* **Items from a dataset**:
+++

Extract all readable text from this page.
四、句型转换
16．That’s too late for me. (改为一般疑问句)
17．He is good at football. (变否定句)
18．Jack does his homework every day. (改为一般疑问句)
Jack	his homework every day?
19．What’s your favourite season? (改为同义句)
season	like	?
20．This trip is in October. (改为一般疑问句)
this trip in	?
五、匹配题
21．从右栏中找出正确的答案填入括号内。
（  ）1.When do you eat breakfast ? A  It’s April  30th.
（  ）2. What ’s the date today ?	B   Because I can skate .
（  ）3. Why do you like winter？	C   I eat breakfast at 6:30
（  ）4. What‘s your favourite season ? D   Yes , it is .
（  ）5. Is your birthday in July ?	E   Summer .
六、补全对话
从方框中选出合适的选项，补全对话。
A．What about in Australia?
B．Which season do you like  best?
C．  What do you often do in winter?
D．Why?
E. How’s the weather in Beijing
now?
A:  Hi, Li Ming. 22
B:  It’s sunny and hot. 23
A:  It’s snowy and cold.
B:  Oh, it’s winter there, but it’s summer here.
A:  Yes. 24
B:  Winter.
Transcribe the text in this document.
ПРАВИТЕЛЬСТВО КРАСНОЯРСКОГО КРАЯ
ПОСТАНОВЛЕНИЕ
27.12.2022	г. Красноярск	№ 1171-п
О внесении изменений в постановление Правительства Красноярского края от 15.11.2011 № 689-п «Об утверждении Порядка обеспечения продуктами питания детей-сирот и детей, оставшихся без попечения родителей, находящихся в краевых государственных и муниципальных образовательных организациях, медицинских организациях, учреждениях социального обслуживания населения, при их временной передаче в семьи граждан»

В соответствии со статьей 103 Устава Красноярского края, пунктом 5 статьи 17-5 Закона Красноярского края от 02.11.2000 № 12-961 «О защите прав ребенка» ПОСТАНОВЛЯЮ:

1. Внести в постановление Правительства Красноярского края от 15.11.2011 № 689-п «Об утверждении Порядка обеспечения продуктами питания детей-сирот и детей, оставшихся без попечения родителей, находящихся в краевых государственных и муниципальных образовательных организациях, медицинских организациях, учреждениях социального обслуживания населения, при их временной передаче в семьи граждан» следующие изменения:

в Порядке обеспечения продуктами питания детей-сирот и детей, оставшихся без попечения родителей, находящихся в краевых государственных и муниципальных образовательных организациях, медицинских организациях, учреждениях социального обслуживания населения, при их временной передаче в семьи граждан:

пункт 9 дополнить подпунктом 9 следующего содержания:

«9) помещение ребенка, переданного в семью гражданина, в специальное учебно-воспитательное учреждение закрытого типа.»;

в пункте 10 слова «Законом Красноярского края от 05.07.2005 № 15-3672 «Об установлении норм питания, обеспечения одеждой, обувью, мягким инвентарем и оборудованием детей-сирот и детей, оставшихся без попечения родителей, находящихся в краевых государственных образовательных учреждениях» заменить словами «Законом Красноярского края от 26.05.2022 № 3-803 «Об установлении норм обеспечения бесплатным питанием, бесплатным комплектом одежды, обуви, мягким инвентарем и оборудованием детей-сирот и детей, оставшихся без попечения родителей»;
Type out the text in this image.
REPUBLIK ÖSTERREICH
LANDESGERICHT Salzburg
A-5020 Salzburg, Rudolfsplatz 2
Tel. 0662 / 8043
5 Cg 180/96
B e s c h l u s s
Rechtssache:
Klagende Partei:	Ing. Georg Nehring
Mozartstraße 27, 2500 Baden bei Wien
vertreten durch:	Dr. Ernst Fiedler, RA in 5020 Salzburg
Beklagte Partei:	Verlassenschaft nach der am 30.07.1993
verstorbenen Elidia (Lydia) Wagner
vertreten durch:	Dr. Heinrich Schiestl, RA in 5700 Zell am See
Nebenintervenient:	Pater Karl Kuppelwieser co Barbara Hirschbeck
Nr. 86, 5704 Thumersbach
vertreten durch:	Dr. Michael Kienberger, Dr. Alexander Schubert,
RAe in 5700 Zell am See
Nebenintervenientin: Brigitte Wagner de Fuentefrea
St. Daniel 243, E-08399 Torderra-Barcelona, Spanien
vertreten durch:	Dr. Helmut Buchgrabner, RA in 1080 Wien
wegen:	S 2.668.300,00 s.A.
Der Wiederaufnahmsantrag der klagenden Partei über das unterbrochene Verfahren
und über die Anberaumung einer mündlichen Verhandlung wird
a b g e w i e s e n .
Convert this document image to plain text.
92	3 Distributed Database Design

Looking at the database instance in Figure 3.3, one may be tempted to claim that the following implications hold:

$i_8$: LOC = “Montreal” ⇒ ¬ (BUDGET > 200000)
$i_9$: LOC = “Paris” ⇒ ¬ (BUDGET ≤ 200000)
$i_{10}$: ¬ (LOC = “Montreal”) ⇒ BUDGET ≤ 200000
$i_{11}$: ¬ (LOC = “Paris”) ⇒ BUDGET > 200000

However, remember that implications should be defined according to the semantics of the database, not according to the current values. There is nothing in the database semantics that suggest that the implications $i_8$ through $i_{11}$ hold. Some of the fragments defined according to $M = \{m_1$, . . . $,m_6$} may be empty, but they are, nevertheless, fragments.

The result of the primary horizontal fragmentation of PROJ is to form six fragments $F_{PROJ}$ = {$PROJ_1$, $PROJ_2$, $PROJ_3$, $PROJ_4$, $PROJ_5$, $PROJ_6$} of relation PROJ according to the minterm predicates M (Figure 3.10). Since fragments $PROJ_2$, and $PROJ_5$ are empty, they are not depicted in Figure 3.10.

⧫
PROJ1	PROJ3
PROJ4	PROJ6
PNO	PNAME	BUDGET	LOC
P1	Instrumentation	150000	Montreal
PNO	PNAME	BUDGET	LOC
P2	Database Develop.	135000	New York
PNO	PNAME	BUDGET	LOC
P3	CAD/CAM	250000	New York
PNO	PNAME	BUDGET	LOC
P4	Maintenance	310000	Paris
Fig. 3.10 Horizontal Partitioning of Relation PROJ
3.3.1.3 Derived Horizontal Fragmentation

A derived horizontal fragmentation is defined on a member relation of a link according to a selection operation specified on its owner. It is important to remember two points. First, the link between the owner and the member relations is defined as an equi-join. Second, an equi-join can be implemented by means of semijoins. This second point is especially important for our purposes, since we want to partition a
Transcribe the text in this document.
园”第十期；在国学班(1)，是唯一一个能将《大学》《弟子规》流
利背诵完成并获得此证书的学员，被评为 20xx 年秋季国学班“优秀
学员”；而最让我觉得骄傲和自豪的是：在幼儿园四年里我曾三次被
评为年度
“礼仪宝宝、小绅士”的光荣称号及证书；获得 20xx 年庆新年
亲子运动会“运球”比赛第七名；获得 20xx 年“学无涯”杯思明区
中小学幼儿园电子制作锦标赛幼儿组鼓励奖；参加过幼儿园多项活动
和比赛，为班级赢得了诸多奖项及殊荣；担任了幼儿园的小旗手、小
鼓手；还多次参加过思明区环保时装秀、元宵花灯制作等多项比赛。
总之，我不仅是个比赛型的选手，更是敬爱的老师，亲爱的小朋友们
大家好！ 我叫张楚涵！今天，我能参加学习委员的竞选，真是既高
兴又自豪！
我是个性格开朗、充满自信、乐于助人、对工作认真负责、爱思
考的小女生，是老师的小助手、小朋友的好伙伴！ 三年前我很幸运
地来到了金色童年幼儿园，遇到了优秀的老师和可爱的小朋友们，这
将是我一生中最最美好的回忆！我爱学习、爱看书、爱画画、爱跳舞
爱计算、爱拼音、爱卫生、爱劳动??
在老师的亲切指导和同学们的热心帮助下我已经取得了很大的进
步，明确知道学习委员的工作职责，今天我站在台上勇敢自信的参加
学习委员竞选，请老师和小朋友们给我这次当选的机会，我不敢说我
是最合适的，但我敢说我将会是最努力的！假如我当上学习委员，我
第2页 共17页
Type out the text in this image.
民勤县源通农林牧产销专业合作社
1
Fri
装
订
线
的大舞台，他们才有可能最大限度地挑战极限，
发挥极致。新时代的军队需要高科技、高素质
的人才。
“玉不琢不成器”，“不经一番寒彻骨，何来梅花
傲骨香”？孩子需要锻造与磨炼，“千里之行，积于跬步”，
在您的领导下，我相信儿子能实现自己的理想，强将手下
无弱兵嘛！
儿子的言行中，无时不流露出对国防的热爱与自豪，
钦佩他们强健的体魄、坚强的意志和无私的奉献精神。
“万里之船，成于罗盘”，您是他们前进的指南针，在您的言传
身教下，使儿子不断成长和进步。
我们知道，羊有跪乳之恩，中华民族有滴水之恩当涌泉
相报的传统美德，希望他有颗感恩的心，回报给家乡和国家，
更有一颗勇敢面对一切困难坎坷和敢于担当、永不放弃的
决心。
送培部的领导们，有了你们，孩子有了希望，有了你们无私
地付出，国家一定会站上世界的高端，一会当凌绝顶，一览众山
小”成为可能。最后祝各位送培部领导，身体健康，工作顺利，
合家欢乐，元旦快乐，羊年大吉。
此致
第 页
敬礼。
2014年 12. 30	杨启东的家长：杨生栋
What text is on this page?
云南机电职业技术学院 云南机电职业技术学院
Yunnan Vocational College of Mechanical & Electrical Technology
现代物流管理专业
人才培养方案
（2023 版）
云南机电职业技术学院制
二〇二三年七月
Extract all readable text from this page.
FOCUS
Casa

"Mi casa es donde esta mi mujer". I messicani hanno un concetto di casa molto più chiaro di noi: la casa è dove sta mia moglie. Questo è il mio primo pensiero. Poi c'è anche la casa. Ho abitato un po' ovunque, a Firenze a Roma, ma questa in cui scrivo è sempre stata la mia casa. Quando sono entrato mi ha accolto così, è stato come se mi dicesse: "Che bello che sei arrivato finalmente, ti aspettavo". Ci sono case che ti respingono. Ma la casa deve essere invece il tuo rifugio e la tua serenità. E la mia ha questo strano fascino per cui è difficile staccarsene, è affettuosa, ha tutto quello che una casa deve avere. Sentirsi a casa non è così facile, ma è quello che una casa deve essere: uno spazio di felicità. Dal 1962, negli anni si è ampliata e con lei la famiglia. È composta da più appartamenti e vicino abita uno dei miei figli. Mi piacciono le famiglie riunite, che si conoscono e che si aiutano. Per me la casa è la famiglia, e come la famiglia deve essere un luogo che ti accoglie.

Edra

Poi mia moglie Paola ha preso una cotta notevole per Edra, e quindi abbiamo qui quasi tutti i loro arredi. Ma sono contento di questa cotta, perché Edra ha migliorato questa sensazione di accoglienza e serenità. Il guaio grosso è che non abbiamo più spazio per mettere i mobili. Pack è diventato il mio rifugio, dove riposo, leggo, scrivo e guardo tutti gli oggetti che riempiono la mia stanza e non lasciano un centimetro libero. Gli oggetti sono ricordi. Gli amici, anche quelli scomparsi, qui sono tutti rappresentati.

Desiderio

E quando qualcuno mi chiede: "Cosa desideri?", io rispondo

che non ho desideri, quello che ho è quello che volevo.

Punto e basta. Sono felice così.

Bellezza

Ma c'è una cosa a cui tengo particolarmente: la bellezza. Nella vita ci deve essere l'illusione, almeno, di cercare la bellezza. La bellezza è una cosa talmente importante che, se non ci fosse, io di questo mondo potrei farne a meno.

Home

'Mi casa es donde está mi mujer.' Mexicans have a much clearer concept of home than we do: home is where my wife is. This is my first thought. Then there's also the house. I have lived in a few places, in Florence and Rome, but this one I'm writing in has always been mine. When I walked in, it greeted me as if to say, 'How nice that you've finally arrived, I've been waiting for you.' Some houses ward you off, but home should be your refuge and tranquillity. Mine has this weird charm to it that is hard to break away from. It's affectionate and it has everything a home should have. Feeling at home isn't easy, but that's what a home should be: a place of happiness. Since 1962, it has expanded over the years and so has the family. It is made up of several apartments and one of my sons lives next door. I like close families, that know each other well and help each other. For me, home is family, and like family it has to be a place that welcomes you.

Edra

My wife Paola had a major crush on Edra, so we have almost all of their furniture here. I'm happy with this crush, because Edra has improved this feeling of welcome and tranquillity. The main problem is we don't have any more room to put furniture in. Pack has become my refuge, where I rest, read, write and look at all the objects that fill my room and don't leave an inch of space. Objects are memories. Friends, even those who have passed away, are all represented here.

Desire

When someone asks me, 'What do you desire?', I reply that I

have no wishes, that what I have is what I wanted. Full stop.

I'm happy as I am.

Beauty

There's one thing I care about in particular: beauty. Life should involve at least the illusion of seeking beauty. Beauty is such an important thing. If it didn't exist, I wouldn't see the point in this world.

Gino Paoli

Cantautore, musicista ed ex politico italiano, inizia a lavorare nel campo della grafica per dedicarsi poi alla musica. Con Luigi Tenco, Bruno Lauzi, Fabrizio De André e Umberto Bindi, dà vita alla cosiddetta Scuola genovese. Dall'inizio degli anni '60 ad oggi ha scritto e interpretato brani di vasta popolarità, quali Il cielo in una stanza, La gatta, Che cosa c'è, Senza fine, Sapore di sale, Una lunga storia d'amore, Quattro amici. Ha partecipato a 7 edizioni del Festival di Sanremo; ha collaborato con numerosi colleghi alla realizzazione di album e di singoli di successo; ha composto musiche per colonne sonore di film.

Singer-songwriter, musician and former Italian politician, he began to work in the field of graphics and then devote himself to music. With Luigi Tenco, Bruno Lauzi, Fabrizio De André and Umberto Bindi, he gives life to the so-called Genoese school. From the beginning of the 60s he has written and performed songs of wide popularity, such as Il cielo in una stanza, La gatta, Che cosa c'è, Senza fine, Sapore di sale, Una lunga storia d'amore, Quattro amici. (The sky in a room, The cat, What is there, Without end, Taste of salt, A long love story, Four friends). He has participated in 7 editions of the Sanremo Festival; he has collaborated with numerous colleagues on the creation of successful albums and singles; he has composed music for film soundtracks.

+++

* **Given task**:
Extract every line containing the string "Paris" from the material.

* **Finished task**:
$i_9$: LOC = “Paris” ⇒ ¬ (BUDGET ≤ 200000)
$i_{11}$: ¬ (LOC = “Paris”) ⇒ BUDGET > 200000
P4	Maintenance	310000	Paris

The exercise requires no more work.